Excerpts from a figure dataset:
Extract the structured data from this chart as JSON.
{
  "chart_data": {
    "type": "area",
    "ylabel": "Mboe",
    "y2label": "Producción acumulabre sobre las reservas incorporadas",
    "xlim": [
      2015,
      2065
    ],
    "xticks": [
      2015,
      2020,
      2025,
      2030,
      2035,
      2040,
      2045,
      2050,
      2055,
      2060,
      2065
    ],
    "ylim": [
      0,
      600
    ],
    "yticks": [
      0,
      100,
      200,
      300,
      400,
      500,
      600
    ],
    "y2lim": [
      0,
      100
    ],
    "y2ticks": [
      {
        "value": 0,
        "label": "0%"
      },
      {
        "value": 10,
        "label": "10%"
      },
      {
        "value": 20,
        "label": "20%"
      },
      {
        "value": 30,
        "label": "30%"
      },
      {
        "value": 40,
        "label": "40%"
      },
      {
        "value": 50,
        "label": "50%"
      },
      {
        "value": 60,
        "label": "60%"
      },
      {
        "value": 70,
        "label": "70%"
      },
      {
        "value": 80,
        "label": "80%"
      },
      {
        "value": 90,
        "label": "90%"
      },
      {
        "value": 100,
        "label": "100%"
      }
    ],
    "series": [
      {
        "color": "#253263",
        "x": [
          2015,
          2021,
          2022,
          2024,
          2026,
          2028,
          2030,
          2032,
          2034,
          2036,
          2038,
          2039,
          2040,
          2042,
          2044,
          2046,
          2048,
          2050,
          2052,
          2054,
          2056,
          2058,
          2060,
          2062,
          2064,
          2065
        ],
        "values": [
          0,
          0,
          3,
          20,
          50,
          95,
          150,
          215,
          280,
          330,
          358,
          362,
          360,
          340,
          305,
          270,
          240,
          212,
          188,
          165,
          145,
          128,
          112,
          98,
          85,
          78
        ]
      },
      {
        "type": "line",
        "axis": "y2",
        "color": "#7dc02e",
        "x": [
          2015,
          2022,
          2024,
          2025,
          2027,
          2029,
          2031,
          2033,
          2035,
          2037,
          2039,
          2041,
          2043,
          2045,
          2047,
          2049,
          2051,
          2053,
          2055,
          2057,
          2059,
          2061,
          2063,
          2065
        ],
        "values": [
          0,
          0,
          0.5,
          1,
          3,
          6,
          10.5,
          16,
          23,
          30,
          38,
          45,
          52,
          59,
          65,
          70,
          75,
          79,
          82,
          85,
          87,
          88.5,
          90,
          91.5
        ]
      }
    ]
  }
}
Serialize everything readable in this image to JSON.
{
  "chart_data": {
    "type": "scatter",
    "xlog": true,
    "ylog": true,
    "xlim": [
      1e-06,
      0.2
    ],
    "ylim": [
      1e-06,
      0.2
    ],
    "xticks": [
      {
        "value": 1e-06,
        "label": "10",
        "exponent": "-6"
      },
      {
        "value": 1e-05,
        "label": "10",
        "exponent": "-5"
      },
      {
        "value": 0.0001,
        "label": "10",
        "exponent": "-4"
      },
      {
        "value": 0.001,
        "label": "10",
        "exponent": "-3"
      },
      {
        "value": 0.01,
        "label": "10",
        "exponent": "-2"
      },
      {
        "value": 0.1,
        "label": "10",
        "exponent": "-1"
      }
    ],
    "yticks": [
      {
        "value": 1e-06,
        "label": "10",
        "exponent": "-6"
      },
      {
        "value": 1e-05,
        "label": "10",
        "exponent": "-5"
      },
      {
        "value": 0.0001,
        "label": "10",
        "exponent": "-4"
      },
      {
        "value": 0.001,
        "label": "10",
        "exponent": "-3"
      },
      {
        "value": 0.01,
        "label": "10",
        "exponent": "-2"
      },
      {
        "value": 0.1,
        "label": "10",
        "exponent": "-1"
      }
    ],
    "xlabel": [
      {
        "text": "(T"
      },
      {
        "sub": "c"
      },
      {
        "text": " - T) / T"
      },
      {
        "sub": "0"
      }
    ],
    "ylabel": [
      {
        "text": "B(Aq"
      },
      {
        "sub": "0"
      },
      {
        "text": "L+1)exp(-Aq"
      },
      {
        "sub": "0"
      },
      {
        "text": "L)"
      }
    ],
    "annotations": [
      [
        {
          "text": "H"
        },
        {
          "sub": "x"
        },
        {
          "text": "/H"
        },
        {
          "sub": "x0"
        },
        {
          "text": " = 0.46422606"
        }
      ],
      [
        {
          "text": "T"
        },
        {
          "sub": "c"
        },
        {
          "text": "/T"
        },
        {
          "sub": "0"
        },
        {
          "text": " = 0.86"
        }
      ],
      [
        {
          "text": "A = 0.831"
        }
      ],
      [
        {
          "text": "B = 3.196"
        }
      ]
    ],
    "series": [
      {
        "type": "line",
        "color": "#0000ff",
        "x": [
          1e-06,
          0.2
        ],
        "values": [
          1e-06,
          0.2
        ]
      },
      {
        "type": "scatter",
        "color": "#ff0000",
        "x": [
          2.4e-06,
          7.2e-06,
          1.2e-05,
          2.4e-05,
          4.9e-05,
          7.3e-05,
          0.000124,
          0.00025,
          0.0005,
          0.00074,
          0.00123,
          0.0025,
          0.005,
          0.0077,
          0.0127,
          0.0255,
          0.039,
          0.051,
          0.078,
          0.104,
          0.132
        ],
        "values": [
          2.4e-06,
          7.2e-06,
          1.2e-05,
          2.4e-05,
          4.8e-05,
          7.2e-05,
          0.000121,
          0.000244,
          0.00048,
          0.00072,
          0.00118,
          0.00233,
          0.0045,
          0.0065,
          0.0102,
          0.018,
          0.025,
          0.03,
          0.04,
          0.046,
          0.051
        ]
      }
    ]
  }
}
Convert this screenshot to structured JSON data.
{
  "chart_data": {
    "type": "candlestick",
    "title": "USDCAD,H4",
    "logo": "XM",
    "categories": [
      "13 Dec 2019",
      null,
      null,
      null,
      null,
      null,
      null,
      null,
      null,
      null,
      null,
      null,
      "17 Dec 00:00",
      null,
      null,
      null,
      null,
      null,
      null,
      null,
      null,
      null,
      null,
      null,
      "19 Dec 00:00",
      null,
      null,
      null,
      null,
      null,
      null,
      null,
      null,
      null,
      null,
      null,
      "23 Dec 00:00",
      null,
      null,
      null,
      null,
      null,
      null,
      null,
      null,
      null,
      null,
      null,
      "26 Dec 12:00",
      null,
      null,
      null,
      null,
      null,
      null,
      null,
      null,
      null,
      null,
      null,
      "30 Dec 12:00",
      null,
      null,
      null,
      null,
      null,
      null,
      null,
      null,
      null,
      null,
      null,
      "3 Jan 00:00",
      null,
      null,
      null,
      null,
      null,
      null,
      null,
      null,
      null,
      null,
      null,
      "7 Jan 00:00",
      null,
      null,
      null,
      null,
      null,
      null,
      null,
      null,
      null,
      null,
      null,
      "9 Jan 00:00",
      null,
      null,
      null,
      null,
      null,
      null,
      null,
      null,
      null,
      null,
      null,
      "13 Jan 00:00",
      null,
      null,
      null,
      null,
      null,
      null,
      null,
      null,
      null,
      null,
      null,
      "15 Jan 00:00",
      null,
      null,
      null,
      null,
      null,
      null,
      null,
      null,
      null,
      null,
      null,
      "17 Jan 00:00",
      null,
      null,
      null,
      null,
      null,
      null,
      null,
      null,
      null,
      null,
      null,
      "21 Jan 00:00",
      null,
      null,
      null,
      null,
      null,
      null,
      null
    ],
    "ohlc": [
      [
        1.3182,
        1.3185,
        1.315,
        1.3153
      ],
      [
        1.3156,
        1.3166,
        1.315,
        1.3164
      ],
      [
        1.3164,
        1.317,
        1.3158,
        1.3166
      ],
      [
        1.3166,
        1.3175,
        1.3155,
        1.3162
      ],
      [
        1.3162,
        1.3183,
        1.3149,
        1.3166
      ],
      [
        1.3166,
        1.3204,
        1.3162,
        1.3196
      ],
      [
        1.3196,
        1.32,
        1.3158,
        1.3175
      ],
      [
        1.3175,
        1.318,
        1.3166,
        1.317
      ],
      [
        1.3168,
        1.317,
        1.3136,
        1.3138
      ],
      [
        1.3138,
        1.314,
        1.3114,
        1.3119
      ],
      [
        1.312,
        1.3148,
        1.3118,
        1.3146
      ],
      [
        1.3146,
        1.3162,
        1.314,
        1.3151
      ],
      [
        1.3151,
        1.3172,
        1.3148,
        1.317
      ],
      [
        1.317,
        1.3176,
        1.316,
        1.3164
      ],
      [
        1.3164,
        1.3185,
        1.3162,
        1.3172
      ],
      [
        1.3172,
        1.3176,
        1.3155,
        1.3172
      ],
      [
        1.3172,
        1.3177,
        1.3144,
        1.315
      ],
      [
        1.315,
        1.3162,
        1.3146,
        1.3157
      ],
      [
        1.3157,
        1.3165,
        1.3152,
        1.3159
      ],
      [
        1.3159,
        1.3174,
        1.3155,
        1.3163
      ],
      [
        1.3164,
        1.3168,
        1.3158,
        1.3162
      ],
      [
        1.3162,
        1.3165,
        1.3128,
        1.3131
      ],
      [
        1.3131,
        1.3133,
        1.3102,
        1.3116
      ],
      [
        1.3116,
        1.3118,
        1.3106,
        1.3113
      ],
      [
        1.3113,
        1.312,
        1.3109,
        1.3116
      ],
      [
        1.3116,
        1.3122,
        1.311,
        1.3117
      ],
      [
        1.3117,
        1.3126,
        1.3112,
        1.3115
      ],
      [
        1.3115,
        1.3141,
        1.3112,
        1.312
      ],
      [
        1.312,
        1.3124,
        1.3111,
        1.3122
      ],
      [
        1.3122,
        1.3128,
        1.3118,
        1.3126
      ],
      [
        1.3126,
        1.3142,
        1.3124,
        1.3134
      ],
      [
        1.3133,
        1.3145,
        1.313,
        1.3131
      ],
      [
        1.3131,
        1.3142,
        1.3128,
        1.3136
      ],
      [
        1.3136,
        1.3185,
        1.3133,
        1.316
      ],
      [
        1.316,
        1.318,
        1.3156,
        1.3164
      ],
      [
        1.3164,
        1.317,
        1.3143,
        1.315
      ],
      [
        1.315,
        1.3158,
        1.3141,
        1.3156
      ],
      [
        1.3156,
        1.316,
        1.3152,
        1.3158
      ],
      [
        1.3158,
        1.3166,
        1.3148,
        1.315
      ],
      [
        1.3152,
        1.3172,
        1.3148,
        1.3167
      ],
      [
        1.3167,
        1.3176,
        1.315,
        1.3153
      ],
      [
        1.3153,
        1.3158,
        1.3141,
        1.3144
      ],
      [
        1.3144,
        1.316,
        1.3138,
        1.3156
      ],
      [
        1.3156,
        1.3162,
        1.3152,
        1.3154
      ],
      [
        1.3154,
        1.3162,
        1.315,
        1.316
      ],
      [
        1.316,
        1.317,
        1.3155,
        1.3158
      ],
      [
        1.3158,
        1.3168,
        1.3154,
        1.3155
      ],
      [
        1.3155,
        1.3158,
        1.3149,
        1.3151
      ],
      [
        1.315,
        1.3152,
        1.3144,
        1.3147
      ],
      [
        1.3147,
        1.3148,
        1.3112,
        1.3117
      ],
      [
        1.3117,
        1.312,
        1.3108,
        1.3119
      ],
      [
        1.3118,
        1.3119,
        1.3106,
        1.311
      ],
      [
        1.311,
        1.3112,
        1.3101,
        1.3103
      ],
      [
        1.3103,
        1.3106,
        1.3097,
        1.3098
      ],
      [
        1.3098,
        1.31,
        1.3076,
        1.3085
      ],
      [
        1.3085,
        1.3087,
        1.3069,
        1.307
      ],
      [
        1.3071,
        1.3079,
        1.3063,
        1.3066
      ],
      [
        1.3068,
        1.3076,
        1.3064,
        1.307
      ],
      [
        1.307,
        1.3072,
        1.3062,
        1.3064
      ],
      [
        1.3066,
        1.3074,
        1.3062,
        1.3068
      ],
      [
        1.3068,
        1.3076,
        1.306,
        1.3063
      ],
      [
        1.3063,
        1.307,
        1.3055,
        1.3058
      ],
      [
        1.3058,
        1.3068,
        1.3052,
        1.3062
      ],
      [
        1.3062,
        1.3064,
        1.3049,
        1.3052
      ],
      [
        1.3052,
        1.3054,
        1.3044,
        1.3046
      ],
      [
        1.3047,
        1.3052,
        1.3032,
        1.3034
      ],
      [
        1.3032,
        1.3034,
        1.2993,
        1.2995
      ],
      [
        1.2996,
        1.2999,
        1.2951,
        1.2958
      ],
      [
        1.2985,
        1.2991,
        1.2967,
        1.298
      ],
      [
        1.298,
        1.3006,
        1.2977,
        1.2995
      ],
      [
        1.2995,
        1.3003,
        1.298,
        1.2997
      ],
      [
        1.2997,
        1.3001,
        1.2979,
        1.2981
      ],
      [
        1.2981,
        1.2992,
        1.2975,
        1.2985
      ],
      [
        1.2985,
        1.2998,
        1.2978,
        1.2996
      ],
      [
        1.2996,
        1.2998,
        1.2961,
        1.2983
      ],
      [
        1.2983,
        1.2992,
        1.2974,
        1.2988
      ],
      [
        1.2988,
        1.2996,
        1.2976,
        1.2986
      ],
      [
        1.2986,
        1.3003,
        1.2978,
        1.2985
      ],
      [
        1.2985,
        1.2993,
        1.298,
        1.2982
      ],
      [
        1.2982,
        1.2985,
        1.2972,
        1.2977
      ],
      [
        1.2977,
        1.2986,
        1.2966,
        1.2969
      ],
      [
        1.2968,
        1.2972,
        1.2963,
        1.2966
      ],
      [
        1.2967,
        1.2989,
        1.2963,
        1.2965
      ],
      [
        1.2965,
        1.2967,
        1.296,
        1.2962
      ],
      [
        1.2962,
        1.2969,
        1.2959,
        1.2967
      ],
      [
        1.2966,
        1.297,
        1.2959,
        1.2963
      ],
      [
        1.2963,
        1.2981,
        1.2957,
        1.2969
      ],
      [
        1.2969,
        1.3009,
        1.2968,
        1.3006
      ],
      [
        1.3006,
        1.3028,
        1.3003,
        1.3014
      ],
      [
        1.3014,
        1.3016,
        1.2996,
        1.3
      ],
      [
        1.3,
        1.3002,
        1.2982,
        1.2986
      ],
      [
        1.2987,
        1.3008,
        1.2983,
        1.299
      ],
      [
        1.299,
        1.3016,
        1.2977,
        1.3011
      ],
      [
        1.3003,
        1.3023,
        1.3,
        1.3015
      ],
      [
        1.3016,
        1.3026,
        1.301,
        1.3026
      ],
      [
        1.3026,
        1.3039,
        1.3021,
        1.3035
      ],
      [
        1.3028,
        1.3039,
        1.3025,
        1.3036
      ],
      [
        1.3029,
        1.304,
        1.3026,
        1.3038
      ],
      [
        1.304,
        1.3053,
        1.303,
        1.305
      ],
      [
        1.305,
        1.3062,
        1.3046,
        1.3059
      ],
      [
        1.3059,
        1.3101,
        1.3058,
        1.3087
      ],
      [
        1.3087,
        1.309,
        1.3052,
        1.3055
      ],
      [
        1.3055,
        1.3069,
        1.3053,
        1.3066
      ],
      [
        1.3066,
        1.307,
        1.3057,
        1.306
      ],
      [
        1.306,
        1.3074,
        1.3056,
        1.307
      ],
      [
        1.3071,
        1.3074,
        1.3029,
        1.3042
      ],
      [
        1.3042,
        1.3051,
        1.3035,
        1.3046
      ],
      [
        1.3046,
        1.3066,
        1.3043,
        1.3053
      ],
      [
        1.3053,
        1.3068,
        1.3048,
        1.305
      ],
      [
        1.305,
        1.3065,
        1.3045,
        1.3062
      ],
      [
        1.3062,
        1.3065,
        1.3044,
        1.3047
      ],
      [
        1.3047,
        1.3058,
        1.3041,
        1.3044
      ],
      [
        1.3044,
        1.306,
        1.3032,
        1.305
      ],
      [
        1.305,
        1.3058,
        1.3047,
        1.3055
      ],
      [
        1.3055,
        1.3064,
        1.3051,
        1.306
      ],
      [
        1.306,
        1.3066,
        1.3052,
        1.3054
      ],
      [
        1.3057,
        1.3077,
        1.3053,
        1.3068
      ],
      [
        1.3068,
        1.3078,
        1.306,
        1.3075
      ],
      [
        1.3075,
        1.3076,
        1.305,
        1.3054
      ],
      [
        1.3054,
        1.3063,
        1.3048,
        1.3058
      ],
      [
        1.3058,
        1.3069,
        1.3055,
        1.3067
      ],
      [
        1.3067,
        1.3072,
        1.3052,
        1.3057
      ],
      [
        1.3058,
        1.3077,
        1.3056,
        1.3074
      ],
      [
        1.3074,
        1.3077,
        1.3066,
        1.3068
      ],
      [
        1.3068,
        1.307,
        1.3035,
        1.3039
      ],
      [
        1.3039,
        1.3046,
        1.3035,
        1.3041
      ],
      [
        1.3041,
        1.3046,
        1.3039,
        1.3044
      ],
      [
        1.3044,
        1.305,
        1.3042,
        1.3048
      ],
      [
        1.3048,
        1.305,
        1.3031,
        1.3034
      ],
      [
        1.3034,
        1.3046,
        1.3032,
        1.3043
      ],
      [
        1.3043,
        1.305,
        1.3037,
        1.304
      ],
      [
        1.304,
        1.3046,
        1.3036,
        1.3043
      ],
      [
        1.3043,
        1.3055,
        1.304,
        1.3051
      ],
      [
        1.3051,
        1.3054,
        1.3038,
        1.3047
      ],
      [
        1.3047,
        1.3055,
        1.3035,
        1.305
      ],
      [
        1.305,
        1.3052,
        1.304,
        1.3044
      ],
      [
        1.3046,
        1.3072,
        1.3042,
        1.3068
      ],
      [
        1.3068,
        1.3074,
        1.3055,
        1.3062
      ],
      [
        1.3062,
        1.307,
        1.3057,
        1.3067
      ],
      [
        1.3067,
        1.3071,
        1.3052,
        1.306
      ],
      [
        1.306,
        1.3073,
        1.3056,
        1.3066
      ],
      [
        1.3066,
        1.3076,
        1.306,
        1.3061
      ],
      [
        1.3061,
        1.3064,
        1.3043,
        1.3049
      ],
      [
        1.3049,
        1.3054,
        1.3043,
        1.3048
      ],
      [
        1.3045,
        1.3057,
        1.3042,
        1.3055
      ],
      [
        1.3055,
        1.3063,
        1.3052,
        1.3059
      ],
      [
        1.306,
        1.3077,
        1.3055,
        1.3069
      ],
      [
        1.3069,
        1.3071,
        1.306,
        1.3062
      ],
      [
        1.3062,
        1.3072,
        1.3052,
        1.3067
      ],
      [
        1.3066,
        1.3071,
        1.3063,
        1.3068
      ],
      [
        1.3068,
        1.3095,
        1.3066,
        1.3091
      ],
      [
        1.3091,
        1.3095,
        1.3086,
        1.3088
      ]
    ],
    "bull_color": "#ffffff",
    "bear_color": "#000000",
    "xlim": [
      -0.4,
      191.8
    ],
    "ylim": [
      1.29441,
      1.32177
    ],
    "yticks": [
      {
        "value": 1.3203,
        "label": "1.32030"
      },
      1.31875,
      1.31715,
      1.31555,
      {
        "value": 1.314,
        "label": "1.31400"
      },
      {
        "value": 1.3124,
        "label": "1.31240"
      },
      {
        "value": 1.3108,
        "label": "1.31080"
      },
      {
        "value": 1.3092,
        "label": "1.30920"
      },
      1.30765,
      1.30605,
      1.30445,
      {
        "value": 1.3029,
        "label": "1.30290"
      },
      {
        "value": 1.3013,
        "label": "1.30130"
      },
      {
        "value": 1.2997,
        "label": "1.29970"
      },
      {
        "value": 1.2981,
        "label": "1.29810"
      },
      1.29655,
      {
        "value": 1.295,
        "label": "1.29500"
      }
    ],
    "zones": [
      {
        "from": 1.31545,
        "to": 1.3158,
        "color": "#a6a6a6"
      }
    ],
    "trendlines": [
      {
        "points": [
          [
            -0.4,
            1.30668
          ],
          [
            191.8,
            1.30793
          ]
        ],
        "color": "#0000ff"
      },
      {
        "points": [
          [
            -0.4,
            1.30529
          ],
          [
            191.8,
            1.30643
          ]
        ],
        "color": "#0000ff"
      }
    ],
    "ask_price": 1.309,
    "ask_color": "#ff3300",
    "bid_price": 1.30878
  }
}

**The exercise**
Find each line in the records holding the string "JSON" and show it.

**Solution for this exercise**
Extract the structured data from this chart as JSON.
Serialize everything readable in this image to JSON.
Convert this screenshot to structured JSON data.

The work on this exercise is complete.